**STATED PROBLEM**
Copy every line of the data in which the word "factory" occurs.

**LISTING**
--- BEGIN ---
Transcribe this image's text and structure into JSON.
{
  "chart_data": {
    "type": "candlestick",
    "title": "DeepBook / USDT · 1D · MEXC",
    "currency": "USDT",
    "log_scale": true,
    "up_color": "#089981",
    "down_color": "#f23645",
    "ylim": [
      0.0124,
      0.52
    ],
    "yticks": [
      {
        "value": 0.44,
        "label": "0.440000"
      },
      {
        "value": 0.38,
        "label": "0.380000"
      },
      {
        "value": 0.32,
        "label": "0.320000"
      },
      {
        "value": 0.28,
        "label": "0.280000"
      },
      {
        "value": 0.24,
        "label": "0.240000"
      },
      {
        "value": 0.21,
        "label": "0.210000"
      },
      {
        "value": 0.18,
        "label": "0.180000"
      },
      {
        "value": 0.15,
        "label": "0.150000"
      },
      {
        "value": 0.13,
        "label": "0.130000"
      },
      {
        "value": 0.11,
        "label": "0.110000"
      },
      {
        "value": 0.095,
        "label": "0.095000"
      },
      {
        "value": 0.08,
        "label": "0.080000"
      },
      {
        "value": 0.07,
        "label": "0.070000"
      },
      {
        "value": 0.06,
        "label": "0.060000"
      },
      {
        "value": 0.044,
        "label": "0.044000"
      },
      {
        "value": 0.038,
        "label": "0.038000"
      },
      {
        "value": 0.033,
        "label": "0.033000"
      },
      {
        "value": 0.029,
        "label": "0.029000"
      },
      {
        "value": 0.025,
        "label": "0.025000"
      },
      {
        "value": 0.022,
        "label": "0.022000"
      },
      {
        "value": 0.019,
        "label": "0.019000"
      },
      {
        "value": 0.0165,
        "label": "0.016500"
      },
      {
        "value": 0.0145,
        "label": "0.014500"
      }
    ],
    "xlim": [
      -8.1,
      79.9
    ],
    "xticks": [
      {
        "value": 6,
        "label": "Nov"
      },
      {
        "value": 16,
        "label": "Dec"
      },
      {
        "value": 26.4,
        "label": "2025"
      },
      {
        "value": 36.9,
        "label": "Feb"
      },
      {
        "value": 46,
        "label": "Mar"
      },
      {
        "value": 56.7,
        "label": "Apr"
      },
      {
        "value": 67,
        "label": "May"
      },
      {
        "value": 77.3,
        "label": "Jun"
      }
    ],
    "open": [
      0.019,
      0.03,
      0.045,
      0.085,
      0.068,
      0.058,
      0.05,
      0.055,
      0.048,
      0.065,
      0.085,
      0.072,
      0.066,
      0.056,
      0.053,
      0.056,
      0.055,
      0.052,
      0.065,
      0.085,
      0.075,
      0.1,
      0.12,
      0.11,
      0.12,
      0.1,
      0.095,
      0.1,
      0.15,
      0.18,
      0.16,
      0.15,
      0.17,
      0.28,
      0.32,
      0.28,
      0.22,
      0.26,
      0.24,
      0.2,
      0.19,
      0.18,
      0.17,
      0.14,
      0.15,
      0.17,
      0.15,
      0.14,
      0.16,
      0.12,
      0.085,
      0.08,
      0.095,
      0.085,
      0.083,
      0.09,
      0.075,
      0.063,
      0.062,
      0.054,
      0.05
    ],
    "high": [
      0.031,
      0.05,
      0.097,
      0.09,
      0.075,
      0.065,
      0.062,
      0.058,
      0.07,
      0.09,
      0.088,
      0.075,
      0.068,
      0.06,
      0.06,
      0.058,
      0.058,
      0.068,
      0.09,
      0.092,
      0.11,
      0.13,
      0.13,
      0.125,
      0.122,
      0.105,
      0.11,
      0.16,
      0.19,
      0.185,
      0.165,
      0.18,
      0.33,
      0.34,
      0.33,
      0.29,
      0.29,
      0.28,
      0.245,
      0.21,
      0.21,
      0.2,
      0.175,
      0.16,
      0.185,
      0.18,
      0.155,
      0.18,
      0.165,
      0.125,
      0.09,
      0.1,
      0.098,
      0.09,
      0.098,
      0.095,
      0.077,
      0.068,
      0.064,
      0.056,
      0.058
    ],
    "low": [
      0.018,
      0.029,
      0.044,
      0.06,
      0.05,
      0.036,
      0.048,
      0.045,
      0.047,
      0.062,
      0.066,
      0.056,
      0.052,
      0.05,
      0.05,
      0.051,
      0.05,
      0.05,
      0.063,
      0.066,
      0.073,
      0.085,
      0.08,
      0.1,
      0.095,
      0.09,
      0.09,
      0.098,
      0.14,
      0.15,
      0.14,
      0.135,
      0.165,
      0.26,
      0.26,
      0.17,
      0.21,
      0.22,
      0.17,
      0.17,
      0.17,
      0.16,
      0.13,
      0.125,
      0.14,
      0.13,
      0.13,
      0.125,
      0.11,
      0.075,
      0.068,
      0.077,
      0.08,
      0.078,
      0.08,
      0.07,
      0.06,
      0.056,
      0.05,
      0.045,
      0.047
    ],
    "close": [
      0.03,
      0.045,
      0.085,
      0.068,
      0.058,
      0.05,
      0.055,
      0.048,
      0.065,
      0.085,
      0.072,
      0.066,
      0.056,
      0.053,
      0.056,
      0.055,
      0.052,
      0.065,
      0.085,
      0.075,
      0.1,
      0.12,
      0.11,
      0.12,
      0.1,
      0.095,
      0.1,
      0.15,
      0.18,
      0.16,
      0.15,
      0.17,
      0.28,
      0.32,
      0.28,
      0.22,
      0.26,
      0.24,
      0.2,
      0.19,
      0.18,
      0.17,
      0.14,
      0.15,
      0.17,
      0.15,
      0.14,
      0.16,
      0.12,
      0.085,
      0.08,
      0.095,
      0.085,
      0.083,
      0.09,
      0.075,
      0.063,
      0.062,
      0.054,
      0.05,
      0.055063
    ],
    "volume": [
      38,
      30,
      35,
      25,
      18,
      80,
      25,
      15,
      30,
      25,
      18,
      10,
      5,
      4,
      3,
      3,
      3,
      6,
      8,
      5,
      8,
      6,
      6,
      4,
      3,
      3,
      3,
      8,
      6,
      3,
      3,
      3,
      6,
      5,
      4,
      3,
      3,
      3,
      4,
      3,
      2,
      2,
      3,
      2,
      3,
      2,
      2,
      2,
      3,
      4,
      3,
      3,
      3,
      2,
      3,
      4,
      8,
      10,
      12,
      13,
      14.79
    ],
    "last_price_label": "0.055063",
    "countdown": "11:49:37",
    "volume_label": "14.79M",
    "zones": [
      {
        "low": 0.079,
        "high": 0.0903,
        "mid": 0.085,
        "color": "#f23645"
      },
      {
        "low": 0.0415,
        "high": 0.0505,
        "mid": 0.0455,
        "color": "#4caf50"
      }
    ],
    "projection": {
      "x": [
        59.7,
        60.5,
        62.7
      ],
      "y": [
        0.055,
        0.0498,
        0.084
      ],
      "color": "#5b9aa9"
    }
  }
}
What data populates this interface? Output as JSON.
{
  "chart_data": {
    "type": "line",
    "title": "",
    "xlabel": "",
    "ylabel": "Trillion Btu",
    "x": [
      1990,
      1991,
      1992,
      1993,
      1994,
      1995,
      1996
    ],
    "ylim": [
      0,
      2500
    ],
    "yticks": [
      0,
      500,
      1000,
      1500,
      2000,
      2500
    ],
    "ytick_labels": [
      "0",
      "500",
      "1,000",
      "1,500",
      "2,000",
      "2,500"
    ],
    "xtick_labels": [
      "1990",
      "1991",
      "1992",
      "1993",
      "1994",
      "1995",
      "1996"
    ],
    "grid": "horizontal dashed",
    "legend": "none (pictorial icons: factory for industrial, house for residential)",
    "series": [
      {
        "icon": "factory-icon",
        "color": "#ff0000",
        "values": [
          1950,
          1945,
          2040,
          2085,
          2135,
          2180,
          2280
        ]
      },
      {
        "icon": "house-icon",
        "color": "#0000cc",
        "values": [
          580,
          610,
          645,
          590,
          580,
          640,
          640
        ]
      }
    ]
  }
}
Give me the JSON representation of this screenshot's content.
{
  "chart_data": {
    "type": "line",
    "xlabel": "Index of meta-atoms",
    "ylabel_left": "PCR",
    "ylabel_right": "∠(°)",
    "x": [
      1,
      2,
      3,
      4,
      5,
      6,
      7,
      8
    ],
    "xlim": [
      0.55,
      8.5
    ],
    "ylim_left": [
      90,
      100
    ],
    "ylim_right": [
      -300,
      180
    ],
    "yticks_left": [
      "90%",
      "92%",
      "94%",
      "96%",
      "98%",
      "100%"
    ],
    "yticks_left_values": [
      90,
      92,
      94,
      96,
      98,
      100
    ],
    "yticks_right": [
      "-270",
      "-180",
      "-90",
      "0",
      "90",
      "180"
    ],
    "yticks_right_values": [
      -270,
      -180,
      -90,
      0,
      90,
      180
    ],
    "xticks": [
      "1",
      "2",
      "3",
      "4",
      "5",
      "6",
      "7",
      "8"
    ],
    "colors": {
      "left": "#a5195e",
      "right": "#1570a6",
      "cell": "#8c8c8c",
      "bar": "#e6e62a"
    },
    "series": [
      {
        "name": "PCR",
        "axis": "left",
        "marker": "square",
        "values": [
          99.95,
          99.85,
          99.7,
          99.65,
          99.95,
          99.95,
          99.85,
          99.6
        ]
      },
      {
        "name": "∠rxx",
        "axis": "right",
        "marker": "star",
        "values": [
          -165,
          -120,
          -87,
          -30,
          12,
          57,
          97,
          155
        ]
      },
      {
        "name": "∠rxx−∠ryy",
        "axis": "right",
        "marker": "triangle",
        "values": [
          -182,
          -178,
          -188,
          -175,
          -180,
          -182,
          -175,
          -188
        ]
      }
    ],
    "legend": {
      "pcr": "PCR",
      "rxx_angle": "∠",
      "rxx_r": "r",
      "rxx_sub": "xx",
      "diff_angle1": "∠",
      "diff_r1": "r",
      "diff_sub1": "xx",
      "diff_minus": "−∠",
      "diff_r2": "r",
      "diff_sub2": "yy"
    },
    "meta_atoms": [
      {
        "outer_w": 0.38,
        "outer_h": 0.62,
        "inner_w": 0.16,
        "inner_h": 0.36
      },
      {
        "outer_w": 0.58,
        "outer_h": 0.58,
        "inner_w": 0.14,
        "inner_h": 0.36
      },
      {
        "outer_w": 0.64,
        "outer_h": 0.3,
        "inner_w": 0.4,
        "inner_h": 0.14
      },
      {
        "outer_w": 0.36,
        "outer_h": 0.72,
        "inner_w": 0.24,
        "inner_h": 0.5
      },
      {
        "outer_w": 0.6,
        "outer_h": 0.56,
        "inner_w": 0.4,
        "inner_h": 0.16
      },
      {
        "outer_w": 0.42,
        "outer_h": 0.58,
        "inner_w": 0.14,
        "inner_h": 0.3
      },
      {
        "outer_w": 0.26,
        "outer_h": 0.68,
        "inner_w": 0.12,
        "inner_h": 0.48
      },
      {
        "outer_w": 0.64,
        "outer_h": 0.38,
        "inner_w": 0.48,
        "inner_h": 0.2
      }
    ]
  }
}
--- END ---
**RESPONSE**
    "legend": "none (pictorial icons: factory for industrial, house for residential)",
        "icon": "factory-icon",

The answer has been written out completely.